┏━━

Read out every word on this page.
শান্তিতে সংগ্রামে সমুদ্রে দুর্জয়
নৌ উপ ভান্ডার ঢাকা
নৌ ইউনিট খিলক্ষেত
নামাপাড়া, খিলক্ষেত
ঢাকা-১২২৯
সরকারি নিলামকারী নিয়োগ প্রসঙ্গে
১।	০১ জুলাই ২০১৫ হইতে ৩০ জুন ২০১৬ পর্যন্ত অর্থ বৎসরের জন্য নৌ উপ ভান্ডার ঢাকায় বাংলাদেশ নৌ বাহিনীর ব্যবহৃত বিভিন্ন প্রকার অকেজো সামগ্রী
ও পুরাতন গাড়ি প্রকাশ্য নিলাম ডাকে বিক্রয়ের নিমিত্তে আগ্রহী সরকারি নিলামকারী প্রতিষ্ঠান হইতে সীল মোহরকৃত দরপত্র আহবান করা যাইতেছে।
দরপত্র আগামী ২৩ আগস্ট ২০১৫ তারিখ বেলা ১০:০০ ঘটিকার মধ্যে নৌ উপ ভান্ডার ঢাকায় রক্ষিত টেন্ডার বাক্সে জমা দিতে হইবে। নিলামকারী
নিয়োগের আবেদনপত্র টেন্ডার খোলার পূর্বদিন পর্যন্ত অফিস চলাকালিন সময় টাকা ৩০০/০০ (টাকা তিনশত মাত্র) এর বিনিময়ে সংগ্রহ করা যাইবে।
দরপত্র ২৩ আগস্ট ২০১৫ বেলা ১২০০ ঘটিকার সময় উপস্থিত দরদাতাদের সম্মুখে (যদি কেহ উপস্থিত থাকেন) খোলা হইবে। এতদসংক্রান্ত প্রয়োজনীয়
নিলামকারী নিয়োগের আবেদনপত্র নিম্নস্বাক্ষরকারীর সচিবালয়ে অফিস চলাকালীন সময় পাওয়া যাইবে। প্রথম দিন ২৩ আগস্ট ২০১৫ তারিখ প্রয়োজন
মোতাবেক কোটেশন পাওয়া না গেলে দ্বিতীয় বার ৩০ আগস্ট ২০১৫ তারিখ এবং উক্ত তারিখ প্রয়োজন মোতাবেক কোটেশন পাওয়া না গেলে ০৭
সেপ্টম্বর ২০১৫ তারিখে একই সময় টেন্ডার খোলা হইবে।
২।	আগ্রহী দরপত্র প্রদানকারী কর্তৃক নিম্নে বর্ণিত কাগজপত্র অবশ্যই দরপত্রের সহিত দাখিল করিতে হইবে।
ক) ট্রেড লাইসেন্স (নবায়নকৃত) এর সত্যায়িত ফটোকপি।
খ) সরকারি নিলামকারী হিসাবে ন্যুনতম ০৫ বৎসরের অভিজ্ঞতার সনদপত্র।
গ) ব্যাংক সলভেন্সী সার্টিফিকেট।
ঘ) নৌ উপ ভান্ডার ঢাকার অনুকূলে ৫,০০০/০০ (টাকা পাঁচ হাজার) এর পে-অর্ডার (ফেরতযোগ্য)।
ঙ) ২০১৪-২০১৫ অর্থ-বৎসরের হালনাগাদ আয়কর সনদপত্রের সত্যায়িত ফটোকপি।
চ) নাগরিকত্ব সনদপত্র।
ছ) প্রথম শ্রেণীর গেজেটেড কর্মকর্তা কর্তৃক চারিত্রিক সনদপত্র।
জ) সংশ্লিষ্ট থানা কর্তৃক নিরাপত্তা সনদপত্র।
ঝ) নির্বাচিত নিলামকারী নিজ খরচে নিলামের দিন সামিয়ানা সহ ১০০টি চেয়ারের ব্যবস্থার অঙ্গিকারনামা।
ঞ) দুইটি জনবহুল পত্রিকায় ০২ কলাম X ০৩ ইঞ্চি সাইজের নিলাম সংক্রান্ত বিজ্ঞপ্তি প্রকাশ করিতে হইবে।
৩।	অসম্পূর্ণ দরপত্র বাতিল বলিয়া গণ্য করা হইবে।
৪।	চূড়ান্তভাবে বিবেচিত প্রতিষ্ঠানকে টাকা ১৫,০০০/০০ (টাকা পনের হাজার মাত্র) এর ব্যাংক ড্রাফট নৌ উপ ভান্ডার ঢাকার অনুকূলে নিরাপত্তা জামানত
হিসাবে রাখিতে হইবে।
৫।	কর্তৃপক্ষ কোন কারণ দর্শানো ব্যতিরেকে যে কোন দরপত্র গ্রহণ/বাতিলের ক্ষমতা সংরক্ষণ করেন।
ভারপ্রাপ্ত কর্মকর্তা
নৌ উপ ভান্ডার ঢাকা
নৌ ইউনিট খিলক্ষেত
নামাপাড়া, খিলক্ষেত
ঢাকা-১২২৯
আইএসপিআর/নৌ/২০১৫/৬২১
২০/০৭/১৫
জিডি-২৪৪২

┗━━

Copy every line in the listing above where the string "দনপত" turns up.

» EXERCISE SOLUTION:
নিয়োগের আবেদনপত্র টেন্ডার খোলার পূর্বদিন পর্যন্ত অফিস চলাকালিন সময় টাকা ৩০০/০০ (টাকা তিনশত মাত্র) এর বিনিময়ে সংগ্রহ করা যাইবে।
নিলামকারী নিয়োগের আবেদনপত্র নিম্নস্বাক্ষরকারীর সচিবালয়ে অফিস চলাকালীন সময় পাওয়া যাইবে। প্রথম দিন ২৩ আগস্ট ২০১৫ তারিখ প্রয়োজন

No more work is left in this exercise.